◆ ОПИСАНИЕ ЗАДАНИЯ ◆
Можете дословно и целиком процитировать приведенный ниже текст «Определение авторитета»?

Определение авторитета
Но прежде всего, Церкви необходим был некий единый и универсальный авторитет, способный принимать решения: отбирать тексты для канона или сравнивать символы веры разных церквей и определять единое направление вероучения. Только Церковь, обладающая таким авторитетом, могла бы именоваться воистину вселенской. II столетие н. э. отмечено и значительным ростом авторитета христианских священнослужителей, и упорядочением их иерархии. К 200 году н. э. уже существовала единая Вселенская церковь, где как само собой разумеющиеся принимались три типа священнослужителя – епископ, священник и диакон; и в последующие тринадцать столетий этой схеме почти ничто не угрожало. Под вопрос ее поставила лишь Реформация XVI века: Лютер и его последователи в спорах о природе священства искали подтверждения каждый своим взглядам в древнейшей истории христианства, однако в результате так и не смогли прийти к удовлетворительным выводам. Рассмотрим, почему так произошло.

◆ ИМЕЮЩИЕСЯ ДАННЫЕ ◆
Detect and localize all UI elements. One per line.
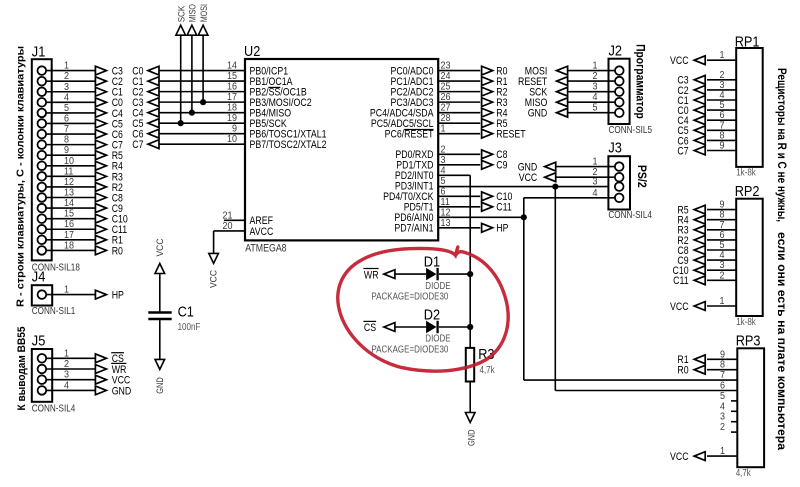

◆ ОТВЕТ НА ЗАДАНИЕ ◆
Определение авторитета
Но прежде всего, Церкви необходим был некий единый и универсальный авторитет, способный принимать решения: отбирать тексты для канона или сравнивать символы веры разных церквей и определять единое направление вероучения. Только Церковь, обладающая таким авторитетом, могла бы именоваться воистину вселенской. II столетие н. э. отмечено и значительным ростом авторитета христианских священнослужителей, и упорядочением их иерархии. К 200 году н. э. уже существовала единая Вселенская церковь, где как само собой разумеющиеся принимались три типа священнослужителя – епископ, священник и диакон; и в последующие тринадцать столетий этой схеме почти ничто не угрожало. Под вопрос ее поставила лишь Реформация XVI века: Лютер и его последователи в спорах о природе священства искали подтверждения каждый своим взглядам в древнейшей истории христианства, однако в результате так и не смогли прийти к удовлетворительным выводам. Рассмотрим, почему так произошло.